(Structured figure records)

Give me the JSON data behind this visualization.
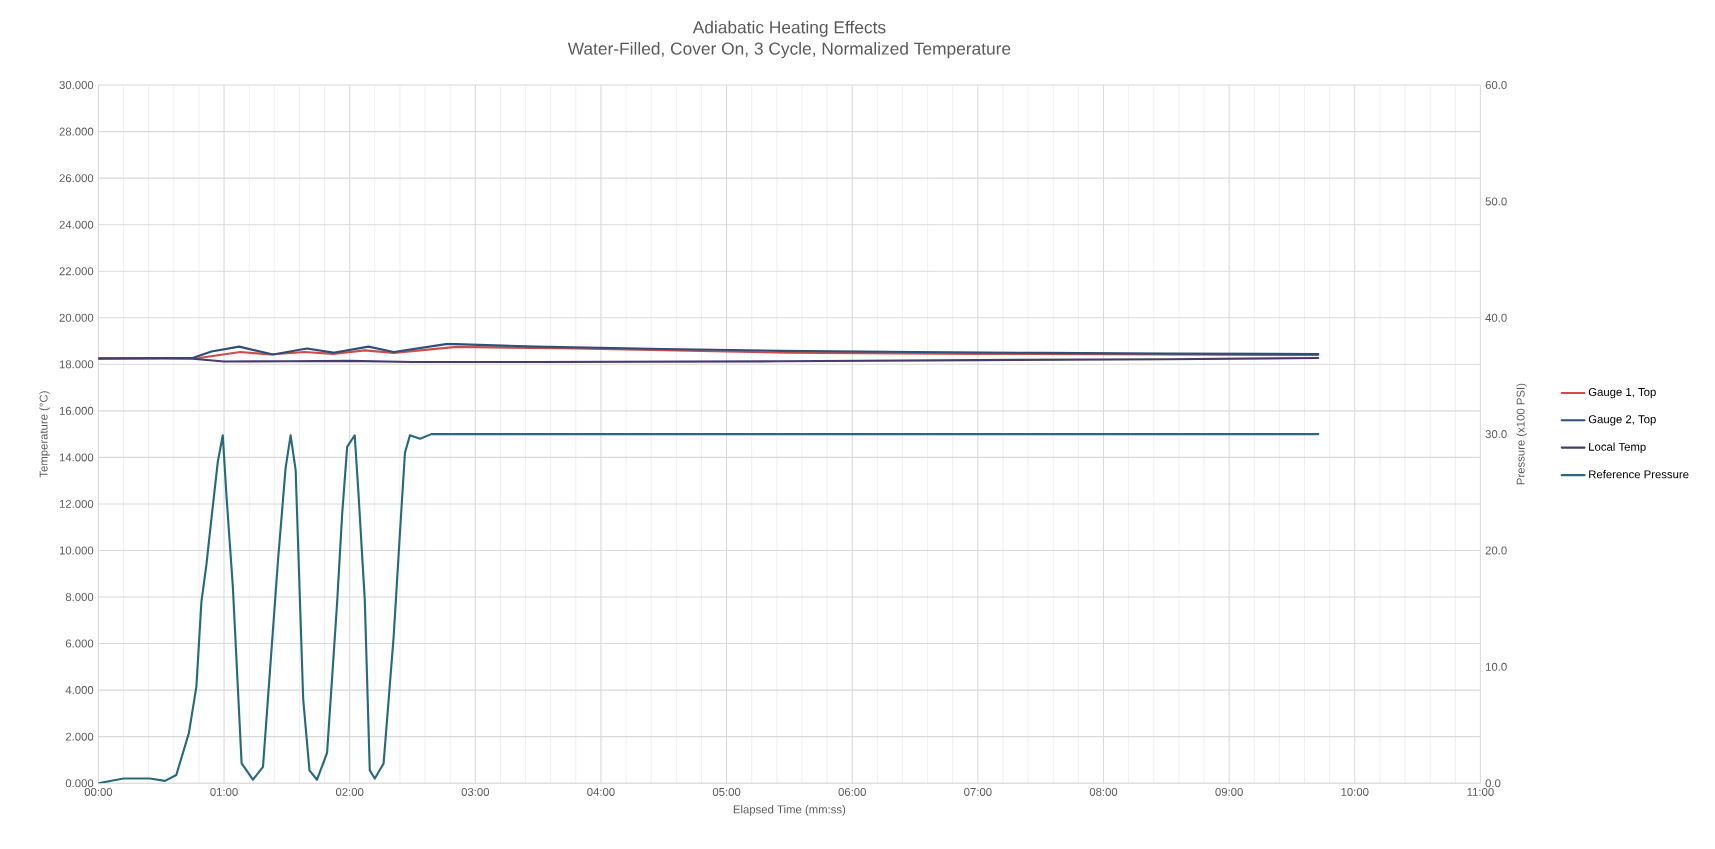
{
  "chart_data": {
    "type": "line",
    "title": "Adiabatic Heating Effects",
    "subtitle": "Water-Filled, Cover On,  3 Cycle, Normalized Temperature",
    "xlabel": "Elapsed Time (mm:ss)",
    "ylabel": "Temperature (°C)",
    "y2label": "Pressure (x100 PSI)",
    "xlim": [
      0,
      11
    ],
    "ylim": [
      0,
      30
    ],
    "y2lim": [
      0,
      60
    ],
    "xticks": [
      {
        "value": 0,
        "label": "00:00"
      },
      {
        "value": 1,
        "label": "01:00"
      },
      {
        "value": 2,
        "label": "02:00"
      },
      {
        "value": 3,
        "label": "03:00"
      },
      {
        "value": 4,
        "label": "04:00"
      },
      {
        "value": 5,
        "label": "05:00"
      },
      {
        "value": 6,
        "label": "06:00"
      },
      {
        "value": 7,
        "label": "07:00"
      },
      {
        "value": 8,
        "label": "08:00"
      },
      {
        "value": 9,
        "label": "09:00"
      },
      {
        "value": 10,
        "label": "10:00"
      },
      {
        "value": 11,
        "label": "11:00"
      }
    ],
    "yticks": [
      {
        "value": 0,
        "label": "0.000"
      },
      {
        "value": 2,
        "label": "2.000"
      },
      {
        "value": 4,
        "label": "4.000"
      },
      {
        "value": 6,
        "label": "6.000"
      },
      {
        "value": 8,
        "label": "8.000"
      },
      {
        "value": 10,
        "label": "10.000"
      },
      {
        "value": 12,
        "label": "12.000"
      },
      {
        "value": 14,
        "label": "14.000"
      },
      {
        "value": 16,
        "label": "16.000"
      },
      {
        "value": 18,
        "label": "18.000"
      },
      {
        "value": 20,
        "label": "20.000"
      },
      {
        "value": 22,
        "label": "22.000"
      },
      {
        "value": 24,
        "label": "24.000"
      },
      {
        "value": 26,
        "label": "26.000"
      },
      {
        "value": 28,
        "label": "28.000"
      },
      {
        "value": 30,
        "label": "30.000"
      }
    ],
    "y2ticks": [
      {
        "value": 0,
        "label": "0.0"
      },
      {
        "value": 10,
        "label": "10.0"
      },
      {
        "value": 20,
        "label": "20.0"
      },
      {
        "value": 30,
        "label": "30.0"
      },
      {
        "value": 40,
        "label": "40.0"
      },
      {
        "value": 50,
        "label": "50.0"
      },
      {
        "value": 60,
        "label": "60.0"
      }
    ],
    "grid": true,
    "legend": "right",
    "series": [
      {
        "name": "Gauge 1, Top",
        "color": "#cc4e4a",
        "x": [
          0,
          0.5,
          0.8,
          1.13,
          1.37,
          1.64,
          1.87,
          2.12,
          2.35,
          2.85,
          3.8,
          5.47,
          7.0,
          8.5,
          9.71
        ],
        "values": [
          18.25,
          null,
          18.27,
          18.53,
          18.42,
          18.53,
          18.45,
          18.6,
          18.49,
          18.75,
          18.68,
          18.5,
          18.45,
          18.42,
          18.4
        ]
      },
      {
        "name": "Gauge 2, Top",
        "color": "#2e4f7a",
        "x": [
          0,
          0.5,
          0.75,
          0.9,
          1.12,
          1.39,
          1.66,
          1.87,
          2.15,
          2.35,
          2.78,
          3.48,
          4.5,
          5.43,
          6.5,
          7.5,
          8.5,
          9.71
        ],
        "values": [
          18.25,
          18.27,
          18.27,
          18.55,
          18.76,
          18.42,
          18.68,
          18.5,
          18.76,
          18.53,
          18.88,
          18.76,
          18.66,
          18.58,
          18.53,
          18.49,
          18.46,
          18.44
        ]
      },
      {
        "name": "Local Temp",
        "color": "#4a3a6b",
        "x": [
          0,
          0.5,
          0.75,
          1.0,
          1.5,
          2.0,
          2.5,
          3.5,
          5.43,
          7.0,
          8.5,
          9.71
        ],
        "values": [
          18.25,
          18.25,
          18.24,
          18.12,
          18.13,
          18.15,
          18.1,
          18.1,
          18.13,
          18.18,
          18.22,
          18.27
        ]
      },
      {
        "name": "Reference Pressure",
        "color": "#256b7d",
        "axis": "y2",
        "x": [
          0,
          0.2,
          0.41,
          0.53,
          0.62,
          0.72,
          0.78,
          0.82,
          0.86,
          0.89,
          0.95,
          0.99,
          1.02,
          1.07,
          1.14,
          1.23,
          1.31,
          1.43,
          1.49,
          1.53,
          1.57,
          1.63,
          1.68,
          1.74,
          1.82,
          1.9,
          1.94,
          1.98,
          2.04,
          2.07,
          2.12,
          2.16,
          2.2,
          2.27,
          2.35,
          2.4,
          2.44,
          2.48,
          2.56,
          2.65,
          6.0,
          9.71
        ],
        "values": [
          0.0,
          0.4,
          0.4,
          0.2,
          0.7,
          4.3,
          8.3,
          15.6,
          18.8,
          21.8,
          27.6,
          29.9,
          24.6,
          16.9,
          1.7,
          0.3,
          1.4,
          19.2,
          27.1,
          29.9,
          26.9,
          7.2,
          1.1,
          0.3,
          2.6,
          15.5,
          23.1,
          28.9,
          29.9,
          24.9,
          15.8,
          1.1,
          0.4,
          1.7,
          12.6,
          21.5,
          28.4,
          29.9,
          29.6,
          30.0,
          30.0,
          30.0
        ]
      }
    ]
  }
}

> _EXERCISE PROMPT_: Exactly how many lines of the material contain the word "name"? Write the number alone.

> _EXPECTED ANSWER_: 4